Collection entries:
---+---

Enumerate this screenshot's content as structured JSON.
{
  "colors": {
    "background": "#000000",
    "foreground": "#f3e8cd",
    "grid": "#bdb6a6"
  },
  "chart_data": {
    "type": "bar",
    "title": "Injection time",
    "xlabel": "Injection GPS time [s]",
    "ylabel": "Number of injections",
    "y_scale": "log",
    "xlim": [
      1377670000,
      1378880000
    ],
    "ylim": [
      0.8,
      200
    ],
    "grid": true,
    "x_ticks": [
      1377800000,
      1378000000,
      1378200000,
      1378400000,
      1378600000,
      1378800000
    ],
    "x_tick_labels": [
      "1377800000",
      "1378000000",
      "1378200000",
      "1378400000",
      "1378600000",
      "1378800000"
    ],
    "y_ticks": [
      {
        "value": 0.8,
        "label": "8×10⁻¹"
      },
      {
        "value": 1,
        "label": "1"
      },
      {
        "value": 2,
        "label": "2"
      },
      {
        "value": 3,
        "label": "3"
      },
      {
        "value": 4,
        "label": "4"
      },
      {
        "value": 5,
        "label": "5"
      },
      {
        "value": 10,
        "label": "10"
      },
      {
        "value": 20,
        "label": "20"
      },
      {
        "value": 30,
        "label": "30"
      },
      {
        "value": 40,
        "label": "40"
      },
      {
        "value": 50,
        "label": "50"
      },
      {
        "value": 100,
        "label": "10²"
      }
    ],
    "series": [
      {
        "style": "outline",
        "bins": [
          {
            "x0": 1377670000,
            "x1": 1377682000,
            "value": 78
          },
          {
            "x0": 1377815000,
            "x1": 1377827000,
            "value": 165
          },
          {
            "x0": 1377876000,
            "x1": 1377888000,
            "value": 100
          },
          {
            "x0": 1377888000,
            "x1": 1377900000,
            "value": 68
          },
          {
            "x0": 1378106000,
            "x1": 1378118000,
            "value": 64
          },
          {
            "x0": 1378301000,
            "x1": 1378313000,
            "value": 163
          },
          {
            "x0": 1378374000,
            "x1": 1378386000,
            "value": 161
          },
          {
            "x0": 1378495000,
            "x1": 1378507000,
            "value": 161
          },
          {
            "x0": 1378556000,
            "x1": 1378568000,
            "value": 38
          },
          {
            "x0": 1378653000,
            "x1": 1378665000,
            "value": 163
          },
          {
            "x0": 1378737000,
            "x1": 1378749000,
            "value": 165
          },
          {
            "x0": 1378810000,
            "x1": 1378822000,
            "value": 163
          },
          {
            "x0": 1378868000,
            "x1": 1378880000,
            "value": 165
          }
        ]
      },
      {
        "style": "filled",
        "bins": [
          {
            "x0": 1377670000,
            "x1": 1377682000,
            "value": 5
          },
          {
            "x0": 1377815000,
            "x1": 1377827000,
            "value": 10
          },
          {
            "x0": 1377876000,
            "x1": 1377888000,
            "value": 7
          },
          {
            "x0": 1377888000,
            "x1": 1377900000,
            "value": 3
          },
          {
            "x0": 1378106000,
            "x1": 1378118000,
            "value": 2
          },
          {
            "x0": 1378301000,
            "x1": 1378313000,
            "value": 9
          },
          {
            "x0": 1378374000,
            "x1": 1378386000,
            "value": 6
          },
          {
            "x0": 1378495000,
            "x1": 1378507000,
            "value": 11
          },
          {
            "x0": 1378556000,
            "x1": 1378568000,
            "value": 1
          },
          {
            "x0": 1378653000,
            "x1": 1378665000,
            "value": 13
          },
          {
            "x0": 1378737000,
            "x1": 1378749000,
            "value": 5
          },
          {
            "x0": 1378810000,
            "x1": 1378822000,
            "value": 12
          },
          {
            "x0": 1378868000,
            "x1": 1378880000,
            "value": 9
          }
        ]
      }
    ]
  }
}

---+---

Copy out the full set of records precisely, leaving nothing out.

WORKED SOLUTION:
Enumerate this screenshot's content as structured JSON.
{
  "colors": {
    "background": "#000000",
    "foreground": "#f3e8cd",
    "grid": "#bdb6a6"
  },
  "chart_data": {
    "type": "bar",
    "title": "Injection time",
    "xlabel": "Injection GPS time [s]",
    "ylabel": "Number of injections",
    "y_scale": "log",
    "xlim": [
      1377670000,
      1378880000
    ],
    "ylim": [
      0.8,
      200
    ],
    "grid": true,
    "x_ticks": [
      1377800000,
      1378000000,
      1378200000,
      1378400000,
      1378600000,
      1378800000
    ],
    "x_tick_labels": [
      "1377800000",
      "1378000000",
      "1378200000",
      "1378400000",
      "1378600000",
      "1378800000"
    ],
    "y_ticks": [
      {
        "value": 0.8,
        "label": "8×10⁻¹"
      },
      {
        "value": 1,
        "label": "1"
      },
      {
        "value": 2,
        "label": "2"
      },
      {
        "value": 3,
        "label": "3"
      },
      {
        "value": 4,
        "label": "4"
      },
      {
        "value": 5,
        "label": "5"
      },
      {
        "value": 10,
        "label": "10"
      },
      {
        "value": 20,
        "label": "20"
      },
      {
        "value": 30,
        "label": "30"
      },
      {
        "value": 40,
        "label": "40"
      },
      {
        "value": 50,
        "label": "50"
      },
      {
        "value": 100,
        "label": "10²"
      }
    ],
    "series": [
      {
        "style": "outline",
        "bins": [
          {
            "x0": 1377670000,
            "x1": 1377682000,
            "value": 78
          },
          {
            "x0": 1377815000,
            "x1": 1377827000,
            "value": 165
          },
          {
            "x0": 1377876000,
            "x1": 1377888000,
            "value": 100
          },
          {
            "x0": 1377888000,
            "x1": 1377900000,
            "value": 68
          },
          {
            "x0": 1378106000,
            "x1": 1378118000,
            "value": 64
          },
          {
            "x0": 1378301000,
            "x1": 1378313000,
            "value": 163
          },
          {
            "x0": 1378374000,
            "x1": 1378386000,
            "value": 161
          },
          {
            "x0": 1378495000,
            "x1": 1378507000,
            "value": 161
          },
          {
            "x0": 1378556000,
            "x1": 1378568000,
            "value": 38
          },
          {
            "x0": 1378653000,
            "x1": 1378665000,
            "value": 163
          },
          {
            "x0": 1378737000,
            "x1": 1378749000,
            "value": 165
          },
          {
            "x0": 1378810000,
            "x1": 1378822000,
            "value": 163
          },
          {
            "x0": 1378868000,
            "x1": 1378880000,
            "value": 165
          }
        ]
      },
      {
        "style": "filled",
        "bins": [
          {
            "x0": 1377670000,
            "x1": 1377682000,
            "value": 5
          },
          {
            "x0": 1377815000,
            "x1": 1377827000,
            "value": 10
          },
          {
            "x0": 1377876000,
            "x1": 1377888000,
            "value": 7
          },
          {
            "x0": 1377888000,
            "x1": 1377900000,
            "value": 3
          },
          {
            "x0": 1378106000,
            "x1": 1378118000,
            "value": 2
          },
          {
            "x0": 1378301000,
            "x1": 1378313000,
            "value": 9
          },
          {
            "x0": 1378374000,
            "x1": 1378386000,
            "value": 6
          },
          {
            "x0": 1378495000,
            "x1": 1378507000,
            "value": 11
          },
          {
            "x0": 1378556000,
            "x1": 1378568000,
            "value": 1
          },
          {
            "x0": 1378653000,
            "x1": 1378665000,
            "value": 13
          },
          {
            "x0": 1378737000,
            "x1": 1378749000,
            "value": 5
          },
          {
            "x0": 1378810000,
            "x1": 1378822000,
            "value": 12
          },
          {
            "x0": 1378868000,
            "x1": 1378880000,
            "value": 9
          }
        ]
      }
    ]
  }
}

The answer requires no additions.